Raw records:

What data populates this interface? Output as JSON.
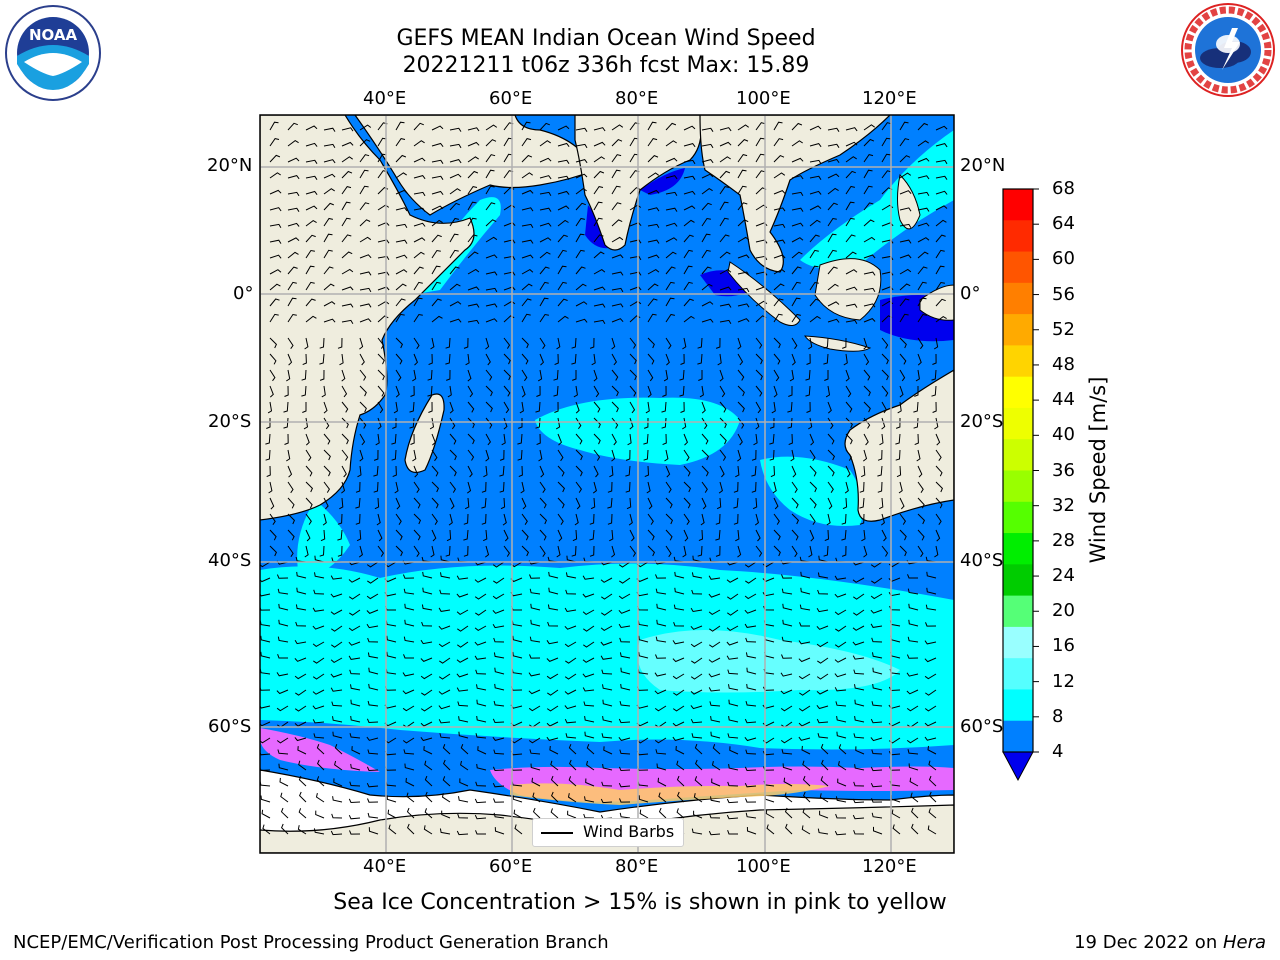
{
  "header": {
    "title_line1": "GEFS MEAN Indian Ocean Wind Speed",
    "title_line2": "20221211 t06z 336h fcst   Max: 15.89"
  },
  "logos": {
    "left": "NOAA",
    "left_ring_text": "NATIONAL OCEANIC AND ATMOSPHERIC ADMINISTRATION · U.S. DEPARTMENT OF COMMERCE",
    "right_ring_text": "NATIONAL WEATHER SERVICE"
  },
  "map": {
    "lon_ticks": [
      "40°E",
      "60°E",
      "80°E",
      "100°E",
      "120°E"
    ],
    "lat_ticks": [
      "20°N",
      "0°",
      "20°S",
      "40°S",
      "60°S"
    ],
    "lat_range": [
      "27°N",
      "75°S"
    ],
    "lon_range": [
      "20°E",
      "130°E"
    ],
    "colors": {
      "land": "#efedde",
      "ocean_low": "#0080ff",
      "ocean_mid": "#00ffff",
      "ice": "#ff66ff"
    },
    "legend_label": "Wind Barbs"
  },
  "colorbar": {
    "label": "Wind Speed [m/s]",
    "ticks": [
      "68",
      "64",
      "60",
      "56",
      "52",
      "48",
      "44",
      "40",
      "36",
      "32",
      "28",
      "24",
      "20",
      "16",
      "12",
      "8",
      "4"
    ],
    "colors": [
      "#ff0000",
      "#ff2a00",
      "#ff5500",
      "#ff7f00",
      "#ffaa00",
      "#ffd400",
      "#ffff00",
      "#eeff00",
      "#ccff00",
      "#99ff00",
      "#55ff00",
      "#00ee00",
      "#00cc00",
      "#55ff77",
      "#99ffff",
      "#55ffff",
      "#00ffff",
      "#0080ff"
    ],
    "under_color": "#0000ee"
  },
  "caption": "Sea Ice Concentration > 15% is shown in pink to yellow",
  "footer": {
    "left": "NCEP/EMC/Verification Post Processing Product Generation Branch",
    "right_date": "19 Dec 2022 on ",
    "right_machine": "Hera"
  }
}
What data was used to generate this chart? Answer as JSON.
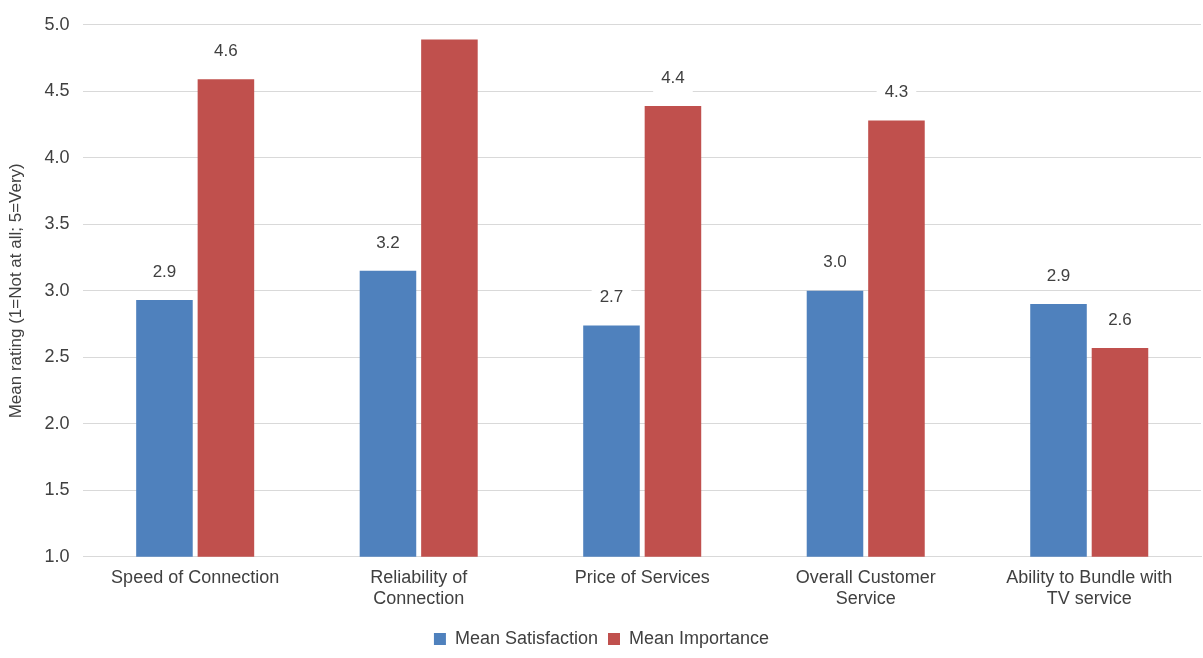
{
  "chart_data": {
    "type": "bar",
    "ylabel": "Mean rating (1=Not at all; 5=Very)",
    "categories": [
      "Speed of Connection",
      "Reliability of Connection",
      "Price of Services",
      "Overall Customer Service",
      "Ability to Bundle with TV service"
    ],
    "series": [
      {
        "name": "Mean Satisfaction",
        "color": "#4f81bd",
        "values": [
          2.93,
          3.15,
          2.74,
          3.0,
          2.9
        ],
        "value_labels": [
          "2.9",
          "3.2",
          "2.7",
          "3.0",
          "2.9"
        ]
      },
      {
        "name": "Mean Importance",
        "color": "#c0504d",
        "values": [
          4.59,
          4.89,
          4.39,
          4.28,
          2.57
        ],
        "value_labels": [
          "4.6",
          null,
          "4.4",
          "4.3",
          "2.6"
        ]
      }
    ],
    "ylim": [
      1,
      5
    ],
    "yticks": [
      {
        "value": 1,
        "label": "1.0"
      },
      1.5,
      {
        "value": 2,
        "label": "2.0"
      },
      2.5,
      {
        "value": 3,
        "label": "3.0"
      },
      3.5,
      {
        "value": 4,
        "label": "4.0"
      },
      4.5,
      {
        "value": 5,
        "label": "5.0"
      }
    ],
    "grid": "y",
    "legend": "bottom"
  }
}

Exercise goal:
Retype the whole listing, keeping every line identical and omitting all pictures.

Reply to the task:
What data populates this interface? Output as JSON.
{
  "header": {
    "title_line1": "GEFS MEAN Indian Ocean Wind Speed",
    "title_line2": "20221211 t06z 336h fcst   Max: 15.89"
  },
  "logos": {
    "left": "NOAA",
    "left_ring_text": "NATIONAL OCEANIC AND ATMOSPHERIC ADMINISTRATION · U.S. DEPARTMENT OF COMMERCE",
    "right_ring_text": "NATIONAL WEATHER SERVICE"
  },
  "map": {
    "lon_ticks": [
      "40°E",
      "60°E",
      "80°E",
      "100°E",
      "120°E"
    ],
    "lat_ticks": [
      "20°N",
      "0°",
      "20°S",
      "40°S",
      "60°S"
    ],
    "lat_range": [
      "27°N",
      "75°S"
    ],
    "lon_range": [
      "20°E",
      "130°E"
    ],
    "colors": {
      "land": "#efedde",
      "ocean_low": "#0080ff",
      "ocean_mid": "#00ffff",
      "ice": "#ff66ff"
    },
    "legend_label": "Wind Barbs"
  },
  "colorbar": {
    "label": "Wind Speed [m/s]",
    "ticks": [
      "68",
      "64",
      "60",
      "56",
      "52",
      "48",
      "44",
      "40",
      "36",
      "32",
      "28",
      "24",
      "20",
      "16",
      "12",
      "8",
      "4"
    ],
    "colors": [
      "#ff0000",
      "#ff2a00",
      "#ff5500",
      "#ff7f00",
      "#ffaa00",
      "#ffd400",
      "#ffff00",
      "#eeff00",
      "#ccff00",
      "#99ff00",
      "#55ff00",
      "#00ee00",
      "#00cc00",
      "#55ff77",
      "#99ffff",
      "#55ffff",
      "#00ffff",
      "#0080ff"
    ],
    "under_color": "#0000ee"
  },
  "caption": "Sea Ice Concentration > 15% is shown in pink to yellow",
  "footer": {
    "left": "NCEP/EMC/Verification Post Processing Product Generation Branch",
    "right_date": "19 Dec 2022 on ",
    "right_machine": "Hera"
  }
}
What data was used to generate this chart? Answer as JSON.
{
  "chart_data": {
    "type": "bar",
    "ylabel": "Mean rating (1=Not at all; 5=Very)",
    "categories": [
      "Speed of Connection",
      "Reliability of Connection",
      "Price of Services",
      "Overall Customer Service",
      "Ability to Bundle with TV service"
    ],
    "series": [
      {
        "name": "Mean Satisfaction",
        "color": "#4f81bd",
        "values": [
          2.93,
          3.15,
          2.74,
          3.0,
          2.9
        ],
        "value_labels": [
          "2.9",
          "3.2",
          "2.7",
          "3.0",
          "2.9"
        ]
      },
      {
        "name": "Mean Importance",
        "color": "#c0504d",
        "values": [
          4.59,
          4.89,
          4.39,
          4.28,
          2.57
        ],
        "value_labels": [
          "4.6",
          null,
          "4.4",
          "4.3",
          "2.6"
        ]
      }
    ],
    "ylim": [
      1,
      5
    ],
    "yticks": [
      {
        "value": 1,
        "label": "1.0"
      },
      1.5,
      {
        "value": 2,
        "label": "2.0"
      },
      2.5,
      {
        "value": 3,
        "label": "3.0"
      },
      3.5,
      {
        "value": 4,
        "label": "4.0"
      },
      4.5,
      {
        "value": 5,
        "label": "5.0"
      }
    ],
    "grid": "y",
    "legend": "bottom"
  }
}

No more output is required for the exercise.